→ **TASK GOAL**
Reproduce the material exactly, omitting nothing.

## begin

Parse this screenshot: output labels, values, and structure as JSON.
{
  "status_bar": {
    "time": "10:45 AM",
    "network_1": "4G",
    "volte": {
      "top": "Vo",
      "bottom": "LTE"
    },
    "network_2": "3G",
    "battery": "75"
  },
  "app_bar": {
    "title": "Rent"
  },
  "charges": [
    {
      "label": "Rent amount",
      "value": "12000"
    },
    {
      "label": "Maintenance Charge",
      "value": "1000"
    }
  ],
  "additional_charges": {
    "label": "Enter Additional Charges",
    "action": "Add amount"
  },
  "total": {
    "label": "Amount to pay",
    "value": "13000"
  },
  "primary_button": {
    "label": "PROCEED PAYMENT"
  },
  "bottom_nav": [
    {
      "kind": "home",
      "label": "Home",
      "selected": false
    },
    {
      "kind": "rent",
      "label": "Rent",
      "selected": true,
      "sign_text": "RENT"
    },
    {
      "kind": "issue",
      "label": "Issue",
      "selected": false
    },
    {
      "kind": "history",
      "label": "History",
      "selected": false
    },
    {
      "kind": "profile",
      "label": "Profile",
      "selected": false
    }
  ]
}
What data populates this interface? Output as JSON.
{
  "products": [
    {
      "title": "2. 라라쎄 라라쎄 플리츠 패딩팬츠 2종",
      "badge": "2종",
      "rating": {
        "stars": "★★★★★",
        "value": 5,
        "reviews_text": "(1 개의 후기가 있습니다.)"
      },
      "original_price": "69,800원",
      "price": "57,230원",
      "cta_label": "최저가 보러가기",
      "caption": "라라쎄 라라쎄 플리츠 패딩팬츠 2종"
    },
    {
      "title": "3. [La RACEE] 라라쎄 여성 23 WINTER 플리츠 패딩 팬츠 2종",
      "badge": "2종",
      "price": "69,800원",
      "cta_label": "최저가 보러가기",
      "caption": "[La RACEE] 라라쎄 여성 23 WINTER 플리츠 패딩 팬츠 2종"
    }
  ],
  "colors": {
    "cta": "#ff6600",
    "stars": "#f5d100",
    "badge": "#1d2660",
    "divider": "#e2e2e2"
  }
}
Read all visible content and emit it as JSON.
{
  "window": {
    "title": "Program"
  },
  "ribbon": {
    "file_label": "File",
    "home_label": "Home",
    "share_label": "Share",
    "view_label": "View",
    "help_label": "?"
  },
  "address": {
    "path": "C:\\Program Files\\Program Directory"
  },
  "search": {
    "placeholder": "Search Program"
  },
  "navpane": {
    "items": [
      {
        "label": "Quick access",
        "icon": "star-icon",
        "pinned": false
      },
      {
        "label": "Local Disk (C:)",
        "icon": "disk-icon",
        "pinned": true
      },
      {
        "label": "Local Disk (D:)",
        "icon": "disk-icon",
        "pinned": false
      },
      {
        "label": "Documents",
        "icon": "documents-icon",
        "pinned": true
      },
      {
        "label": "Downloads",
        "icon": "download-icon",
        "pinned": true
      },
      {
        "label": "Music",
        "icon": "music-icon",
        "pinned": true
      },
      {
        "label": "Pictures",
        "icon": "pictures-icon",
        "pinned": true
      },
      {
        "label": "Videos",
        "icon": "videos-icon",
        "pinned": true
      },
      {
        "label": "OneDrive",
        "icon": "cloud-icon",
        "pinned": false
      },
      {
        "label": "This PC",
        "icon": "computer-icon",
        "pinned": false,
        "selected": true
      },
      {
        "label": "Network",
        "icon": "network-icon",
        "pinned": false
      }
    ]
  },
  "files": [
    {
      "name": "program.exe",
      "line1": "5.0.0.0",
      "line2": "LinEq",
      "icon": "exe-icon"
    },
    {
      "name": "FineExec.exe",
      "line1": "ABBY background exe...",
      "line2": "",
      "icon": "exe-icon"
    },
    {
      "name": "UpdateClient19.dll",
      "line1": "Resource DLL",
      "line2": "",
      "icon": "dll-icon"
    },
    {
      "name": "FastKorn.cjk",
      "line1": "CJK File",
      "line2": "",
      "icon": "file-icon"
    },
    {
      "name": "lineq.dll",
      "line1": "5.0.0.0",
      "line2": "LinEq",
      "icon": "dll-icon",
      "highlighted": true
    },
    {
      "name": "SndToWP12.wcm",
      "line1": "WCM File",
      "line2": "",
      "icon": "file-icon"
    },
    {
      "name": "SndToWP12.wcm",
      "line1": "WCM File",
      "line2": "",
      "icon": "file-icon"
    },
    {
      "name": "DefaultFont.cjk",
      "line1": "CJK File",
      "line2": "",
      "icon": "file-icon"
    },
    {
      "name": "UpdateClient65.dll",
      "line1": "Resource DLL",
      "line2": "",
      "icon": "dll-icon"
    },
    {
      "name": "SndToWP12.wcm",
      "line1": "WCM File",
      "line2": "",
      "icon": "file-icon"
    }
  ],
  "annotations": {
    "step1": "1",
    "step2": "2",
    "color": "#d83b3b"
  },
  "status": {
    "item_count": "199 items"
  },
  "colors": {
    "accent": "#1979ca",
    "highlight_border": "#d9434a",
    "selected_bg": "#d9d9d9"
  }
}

## end

→ **EXPECTED ANSWER**
Parse this screenshot: output labels, values, and structure as JSON.
{
  "status_bar": {
    "time": "10:45 AM",
    "network_1": "4G",
    "volte": {
      "top": "Vo",
      "bottom": "LTE"
    },
    "network_2": "3G",
    "battery": "75"
  },
  "app_bar": {
    "title": "Rent"
  },
  "charges": [
    {
      "label": "Rent amount",
      "value": "12000"
    },
    {
      "label": "Maintenance Charge",
      "value": "1000"
    }
  ],
  "additional_charges": {
    "label": "Enter Additional Charges",
    "action": "Add amount"
  },
  "total": {
    "label": "Amount to pay",
    "value": "13000"
  },
  "primary_button": {
    "label": "PROCEED PAYMENT"
  },
  "bottom_nav": [
    {
      "kind": "home",
      "label": "Home",
      "selected": false
    },
    {
      "kind": "rent",
      "label": "Rent",
      "selected": true,
      "sign_text": "RENT"
    },
    {
      "kind": "issue",
      "label": "Issue",
      "selected": false
    },
    {
      "kind": "history",
      "label": "History",
      "selected": false
    },
    {
      "kind": "profile",
      "label": "Profile",
      "selected": false
    }
  ]
}
What data populates this interface? Output as JSON.
{
  "products": [
    {
      "title": "2. 라라쎄 라라쎄 플리츠 패딩팬츠 2종",
      "badge": "2종",
      "rating": {
        "stars": "★★★★★",
        "value": 5,
        "reviews_text": "(1 개의 후기가 있습니다.)"
      },
      "original_price": "69,800원",
      "price": "57,230원",
      "cta_label": "최저가 보러가기",
      "caption": "라라쎄 라라쎄 플리츠 패딩팬츠 2종"
    },
    {
      "title": "3. [La RACEE] 라라쎄 여성 23 WINTER 플리츠 패딩 팬츠 2종",
      "badge": "2종",
      "price": "69,800원",
      "cta_label": "최저가 보러가기",
      "caption": "[La RACEE] 라라쎄 여성 23 WINTER 플리츠 패딩 팬츠 2종"
    }
  ],
  "colors": {
    "cta": "#ff6600",
    "stars": "#f5d100",
    "badge": "#1d2660",
    "divider": "#e2e2e2"
  }
}
Read all visible content and emit it as JSON.
{
  "window": {
    "title": "Program"
  },
  "ribbon": {
    "file_label": "File",
    "home_label": "Home",
    "share_label": "Share",
    "view_label": "View",
    "help_label": "?"
  },
  "address": {
    "path": "C:\\Program Files\\Program Directory"
  },
  "search": {
    "placeholder": "Search Program"
  },
  "navpane": {
    "items": [
      {
        "label": "Quick access",
        "icon": "star-icon",
        "pinned": false
      },
      {
        "label": "Local Disk (C:)",
        "icon": "disk-icon",
        "pinned": true
      },
      {
        "label": "Local Disk (D:)",
        "icon": "disk-icon",
        "pinned": false
      },
      {
        "label": "Documents",
        "icon": "documents-icon",
        "pinned": true
      },
      {
        "label": "Downloads",
        "icon": "download-icon",
        "pinned": true
      },
      {
        "label": "Music",
        "icon": "music-icon",
        "pinned": true
      },
      {
        "label": "Pictures",
        "icon": "pictures-icon",
        "pinned": true
      },
      {
        "label": "Videos",
        "icon": "videos-icon",
        "pinned": true
      },
      {
        "label": "OneDrive",
        "icon": "cloud-icon",
        "pinned": false
      },
      {
        "label": "This PC",
        "icon": "computer-icon",
        "pinned": false,
        "selected": true
      },
      {
        "label": "Network",
        "icon": "network-icon",
        "pinned": false
      }
    ]
  },
  "files": [
    {
      "name": "program.exe",
      "line1": "5.0.0.0",
      "line2": "LinEq",
      "icon": "exe-icon"
    },
    {
      "name": "FineExec.exe",
      "line1": "ABBY background exe...",
      "line2": "",
      "icon": "exe-icon"
    },
    {
      "name": "UpdateClient19.dll",
      "line1": "Resource DLL",
      "line2": "",
      "icon": "dll-icon"
    },
    {
      "name": "FastKorn.cjk",
      "line1": "CJK File",
      "line2": "",
      "icon": "file-icon"
    },
    {
      "name": "lineq.dll",
      "line1": "5.0.0.0",
      "line2": "LinEq",
      "icon": "dll-icon",
      "highlighted": true
    },
    {
      "name": "SndToWP12.wcm",
      "line1": "WCM File",
      "line2": "",
      "icon": "file-icon"
    },
    {
      "name": "SndToWP12.wcm",
      "line1": "WCM File",
      "line2": "",
      "icon": "file-icon"
    },
    {
      "name": "DefaultFont.cjk",
      "line1": "CJK File",
      "line2": "",
      "icon": "file-icon"
    },
    {
      "name": "UpdateClient65.dll",
      "line1": "Resource DLL",
      "line2": "",
      "icon": "dll-icon"
    },
    {
      "name": "SndToWP12.wcm",
      "line1": "WCM File",
      "line2": "",
      "icon": "file-icon"
    }
  ],
  "annotations": {
    "step1": "1",
    "step2": "2",
    "color": "#d83b3b"
  },
  "status": {
    "item_count": "199 items"
  },
  "colors": {
    "accent": "#1979ca",
    "highlight_border": "#d9434a",
    "selected_bg": "#d9d9d9"
  }
}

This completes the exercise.